§ SET EXERCISE:
Repeat the records below exactly, leaving out any pictures.

§ GIVEN DATA:
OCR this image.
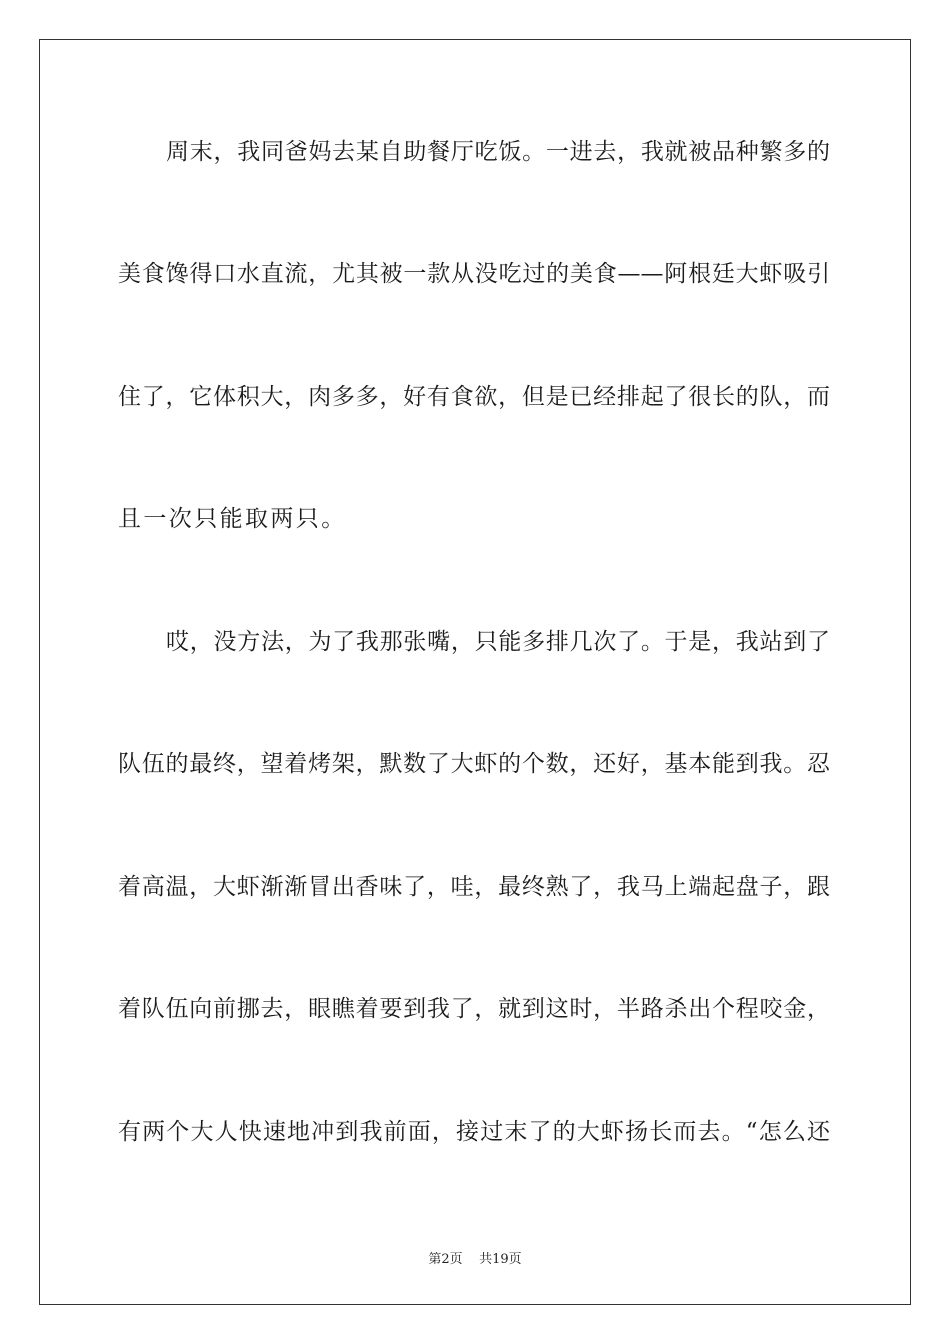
周末，我同爸妈去某自助餐厅吃饭。一进去，我就被品种繁多的
美食馋得口水直流，尤其被一款从没吃过的美食——阿根廷大虾吸引
住了，它体积大，肉多多，好有食欲，但是已经排起了很长的队，而
且一次只能取两只。
哎，没方法，为了我那张嘴，只能多排几次了。于是，我站到了
队伍的最终，望着烤架，默数了大虾的个数，还好，基本能到我。忍
着高温，大虾渐渐冒出香味了，哇，最终熟了，我马上端起盘子，跟
着队伍向前挪去，眼瞧着要到我了，就到这时，半路杀出个程咬金，
有两个大人快速地冲到我前面，接过末了的大虾扬长而去。“怎么还
第2页 共19页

§ COMPLETE OUTPUT:
OCR this image.
周末，我同爸妈去某自助餐厅吃饭。一进去，我就被品种繁多的
美食馋得口水直流，尤其被一款从没吃过的美食——阿根廷大虾吸引
住了，它体积大，肉多多，好有食欲，但是已经排起了很长的队，而
且一次只能取两只。
哎，没方法，为了我那张嘴，只能多排几次了。于是，我站到了
队伍的最终，望着烤架，默数了大虾的个数，还好，基本能到我。忍
着高温，大虾渐渐冒出香味了，哇，最终熟了，我马上端起盘子，跟
着队伍向前挪去，眼瞧着要到我了，就到这时，半路杀出个程咬金，
有两个大人快速地冲到我前面，接过末了的大虾扬长而去。“怎么还
第2页 共19页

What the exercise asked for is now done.